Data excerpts
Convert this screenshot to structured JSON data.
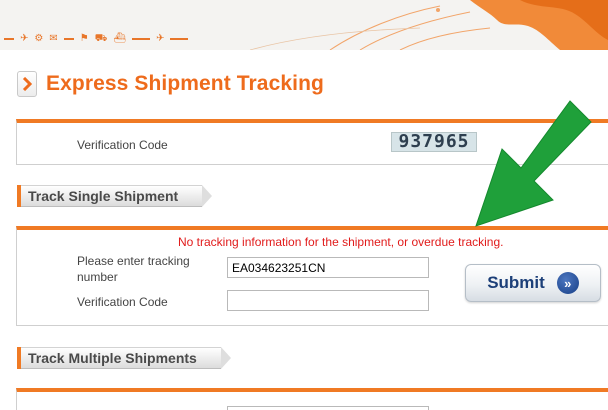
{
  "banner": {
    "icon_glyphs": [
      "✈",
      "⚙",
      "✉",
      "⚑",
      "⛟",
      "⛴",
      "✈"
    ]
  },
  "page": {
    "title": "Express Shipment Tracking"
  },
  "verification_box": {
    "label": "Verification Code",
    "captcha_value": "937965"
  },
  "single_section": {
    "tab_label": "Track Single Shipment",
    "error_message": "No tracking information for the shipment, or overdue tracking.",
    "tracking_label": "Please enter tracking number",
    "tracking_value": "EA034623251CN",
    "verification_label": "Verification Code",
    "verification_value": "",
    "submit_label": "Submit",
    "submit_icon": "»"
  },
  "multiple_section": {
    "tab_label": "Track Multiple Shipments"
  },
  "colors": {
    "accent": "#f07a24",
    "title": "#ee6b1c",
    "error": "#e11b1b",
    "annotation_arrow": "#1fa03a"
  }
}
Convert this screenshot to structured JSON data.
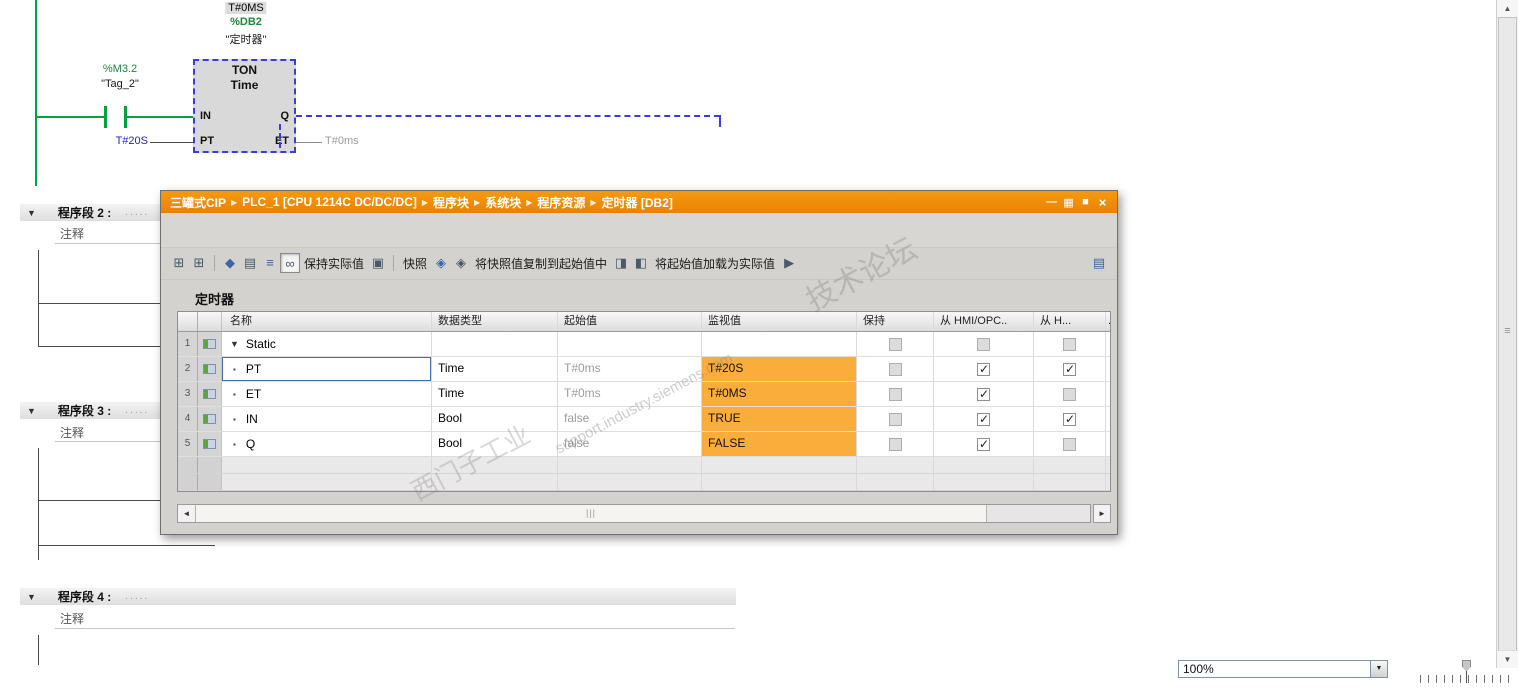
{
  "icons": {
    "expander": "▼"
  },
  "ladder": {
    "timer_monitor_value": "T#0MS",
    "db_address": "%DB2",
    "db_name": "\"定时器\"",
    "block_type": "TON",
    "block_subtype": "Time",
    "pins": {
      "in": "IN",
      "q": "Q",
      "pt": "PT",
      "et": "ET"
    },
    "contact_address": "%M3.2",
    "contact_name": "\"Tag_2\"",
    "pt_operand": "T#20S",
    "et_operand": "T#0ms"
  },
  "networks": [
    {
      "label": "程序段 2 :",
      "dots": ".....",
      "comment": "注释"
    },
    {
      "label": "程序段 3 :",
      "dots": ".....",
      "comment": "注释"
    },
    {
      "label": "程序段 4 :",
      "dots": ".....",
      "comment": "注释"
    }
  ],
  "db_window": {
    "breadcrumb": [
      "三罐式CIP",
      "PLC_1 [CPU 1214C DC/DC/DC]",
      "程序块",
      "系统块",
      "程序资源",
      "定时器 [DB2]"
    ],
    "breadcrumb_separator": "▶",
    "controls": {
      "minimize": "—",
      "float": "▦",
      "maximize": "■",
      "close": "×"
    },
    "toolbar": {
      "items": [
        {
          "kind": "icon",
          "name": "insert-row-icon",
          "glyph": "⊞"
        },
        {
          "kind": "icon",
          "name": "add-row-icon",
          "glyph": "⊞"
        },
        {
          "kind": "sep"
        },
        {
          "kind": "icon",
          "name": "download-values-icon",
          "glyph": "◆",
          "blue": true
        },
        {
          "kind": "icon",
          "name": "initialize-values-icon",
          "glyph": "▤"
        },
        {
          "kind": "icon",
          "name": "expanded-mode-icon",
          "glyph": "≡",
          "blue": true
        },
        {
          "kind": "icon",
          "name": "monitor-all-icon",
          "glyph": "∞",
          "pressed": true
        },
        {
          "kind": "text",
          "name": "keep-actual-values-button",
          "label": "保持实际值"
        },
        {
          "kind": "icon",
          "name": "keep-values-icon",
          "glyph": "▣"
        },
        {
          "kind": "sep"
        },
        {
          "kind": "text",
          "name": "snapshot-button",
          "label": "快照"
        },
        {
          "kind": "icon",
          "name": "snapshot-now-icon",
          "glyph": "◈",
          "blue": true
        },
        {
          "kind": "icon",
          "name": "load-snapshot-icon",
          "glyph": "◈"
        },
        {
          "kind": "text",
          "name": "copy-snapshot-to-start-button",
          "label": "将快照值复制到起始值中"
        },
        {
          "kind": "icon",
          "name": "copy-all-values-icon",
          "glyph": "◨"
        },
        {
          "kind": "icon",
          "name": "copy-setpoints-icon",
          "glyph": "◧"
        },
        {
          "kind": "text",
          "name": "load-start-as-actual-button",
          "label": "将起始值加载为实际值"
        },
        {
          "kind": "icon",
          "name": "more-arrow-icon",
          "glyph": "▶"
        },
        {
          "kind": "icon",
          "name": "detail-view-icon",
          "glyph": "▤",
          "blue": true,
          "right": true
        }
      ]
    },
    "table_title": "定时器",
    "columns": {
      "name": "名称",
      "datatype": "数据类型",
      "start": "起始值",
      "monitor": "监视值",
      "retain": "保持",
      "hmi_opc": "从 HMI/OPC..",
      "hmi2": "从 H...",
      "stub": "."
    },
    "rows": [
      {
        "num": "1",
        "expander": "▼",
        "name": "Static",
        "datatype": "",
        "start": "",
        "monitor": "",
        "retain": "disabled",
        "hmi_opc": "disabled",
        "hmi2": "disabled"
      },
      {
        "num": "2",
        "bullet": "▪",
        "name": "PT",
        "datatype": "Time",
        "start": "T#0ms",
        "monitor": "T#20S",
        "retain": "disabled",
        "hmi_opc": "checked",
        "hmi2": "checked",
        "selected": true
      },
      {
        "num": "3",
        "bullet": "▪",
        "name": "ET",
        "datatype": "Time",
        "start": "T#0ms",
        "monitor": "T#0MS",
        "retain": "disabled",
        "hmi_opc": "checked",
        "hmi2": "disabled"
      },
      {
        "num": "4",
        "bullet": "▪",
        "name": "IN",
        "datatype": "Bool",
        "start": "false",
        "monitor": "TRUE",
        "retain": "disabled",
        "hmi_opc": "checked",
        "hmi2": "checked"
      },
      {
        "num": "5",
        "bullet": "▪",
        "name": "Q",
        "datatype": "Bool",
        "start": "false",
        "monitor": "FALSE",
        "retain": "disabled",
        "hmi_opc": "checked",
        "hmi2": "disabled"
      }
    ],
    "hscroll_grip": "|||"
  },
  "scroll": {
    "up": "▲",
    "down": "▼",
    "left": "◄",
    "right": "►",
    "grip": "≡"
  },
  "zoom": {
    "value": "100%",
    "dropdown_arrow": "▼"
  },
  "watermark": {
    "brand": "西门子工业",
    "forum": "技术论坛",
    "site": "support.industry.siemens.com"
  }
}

WHAT NEEDS TO BE DONE: Identify the lines above that contain the word "Code", then copy them.

COMPLETE ANSWER:
    "label": "Verification Code",
    "verification_label": "Verification Code",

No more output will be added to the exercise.